◆ EXERCISE TASK ◆
Reproduce each line from the records that holds "sprzedaży".

## Start DATASET RECORDS

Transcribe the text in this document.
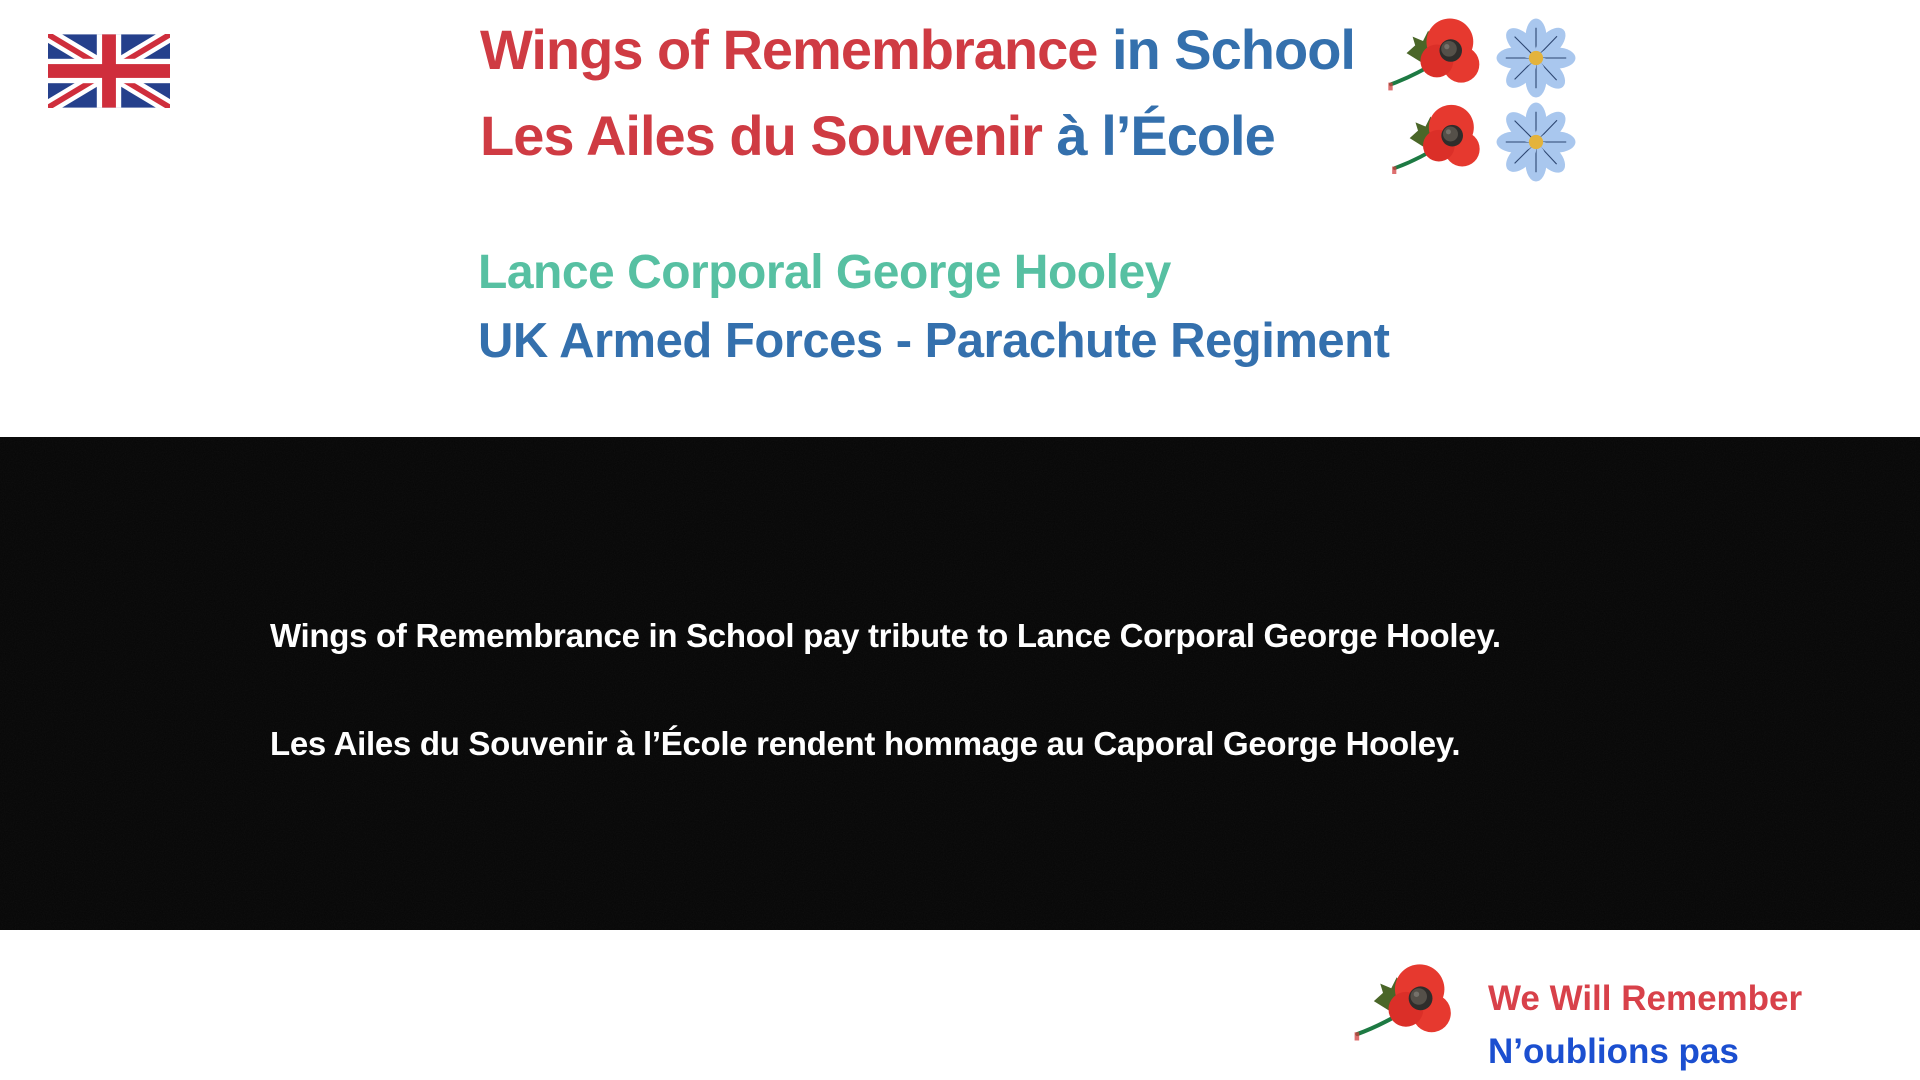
Wings of Remembrance in School
Les Ailes du Souvenir à l’École
Lance Corporal George Hooley
UK Armed Forces - Parachute Regiment

Wings of Remembrance in School pay tribute to Lance Corporal George Hooley.

Les Ailes du Souvenir à l’École rendent hommage au Caporal George Hooley.

We Will Remember
N’oublions pas
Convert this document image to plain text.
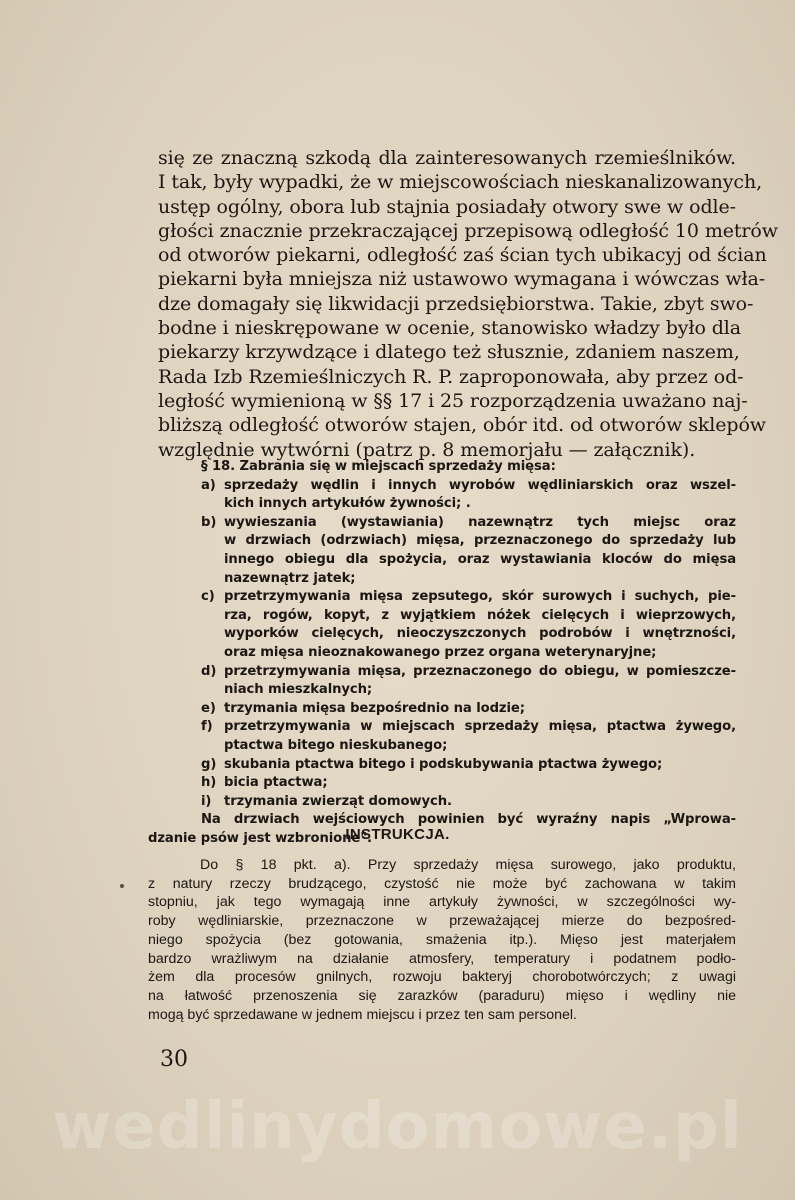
się ze znaczną szkodą dla zainteresowanych rzemieślników.
I tak, były wypadki, że w miejscowościach nieskanalizowanych,
ustęp ogólny, obora lub stajnia posiadały otwory swe w odle-
głości znacznie przekraczającej przepisową odległość 10 metrów
od otworów piekarni, odległość zaś ścian tych ubikacyj od ścian
piekarni była mniejsza niż ustawowo wymagana i wówczas wła-
dze domagały się likwidacji przedsiębiorstwa. Takie, zbyt swo-
bodne i nieskrępowane w ocenie, stanowisko władzy było dla
piekarzy krzywdzące i dlatego też słusznie, zdaniem naszem,
Rada Izb Rzemieślniczych R. P. zaproponowała, aby przez od-
ległość wymienioną w §§ 17 i 25 rozporządzenia uważano naj-
bliższą odległość otworów stajen, obór itd. od otworów sklepów
względnie wytwórni (patrz p. 8 memorjału — załącznik).
§ 18. Zabrania się w miejscach sprzedaży mięsa:
a) sprzedaży wędlin i innych wyrobów wędliniarskich oraz wszel-
kich innych artykułów żywności; .
b) wywieszania (wystawiania) nazewnątrz tych miejsc oraz
w drzwiach (odrzwiach) mięsa, przeznaczonego do sprzedaży lub
innego obiegu dla spożycia, oraz wystawiania kloców do mięsa
nazewnątrz jatek;
c) przetrzymywania mięsa zepsutego, skór surowych i suchych, pie-
rza, rogów, kopyt, z wyjątkiem nóżek cielęcych i wieprzowych,
wyporków cielęcych, nieoczyszczonych podrobów i wnętrzności,
oraz mięsa nieoznakowanego przez organa weterynaryjne;
d) przetrzymywania mięsa, przeznaczonego do obiegu, w pomieszcze-
niach mieszkalnych;
e) trzymania mięsa bezpośrednio na lodzie;
f) przetrzymywania w miejscach sprzedaży mięsa, ptactwa żywego,
ptactwa bitego nieskubanego;
g) skubania ptactwa bitego i podskubywania ptactwa żywego;
h) bicia ptactwa;
i) trzymania zwierząt domowych.
Na drzwiach wejściowych powinien być wyraźny napis „Wprowa-
dzanie psów jest wzbronione".
INSTRUKCJA.
Do § 18 pkt. a). Przy sprzedaży mięsa surowego, jako produktu,
z natury rzeczy brudzącego, czystość nie może być zachowana w takim
stopniu, jak tego wymagają inne artykuły żywności, w szczególności wy-
roby wędliniarskie, przeznaczone w przeważającej mierze do bezpośred-
niego spożycia (bez gotowania, smażenia itp.). Mięso jest materjałem
bardzo wrażliwym na działanie atmosfery, temperatury i podatnem podło-
żem dla procesów gnilnych, rozwoju bakteryj chorobotwórczych; z uwagi
na łatwość przenoszenia się zarazków (paraduru) mięso i wędliny nie
mogą być sprzedawane w jednem miejscu i przez ten sam personel.
30
wedlinydomowe.pl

## End DATASET RECORDS

◆ SOLUTION TO THE PROBLEM ◆
§ 18. Zabrania się w miejscach sprzedaży mięsa:
a) sprzedaży wędlin i innych wyrobów wędliniarskich oraz wszel-
w drzwiach (odrzwiach) mięsa, przeznaczonego do sprzedaży lub
f) przetrzymywania w miejscach sprzedaży mięsa, ptactwa żywego,
Do § 18 pkt. a). Przy sprzedaży mięsa surowego, jako produktu,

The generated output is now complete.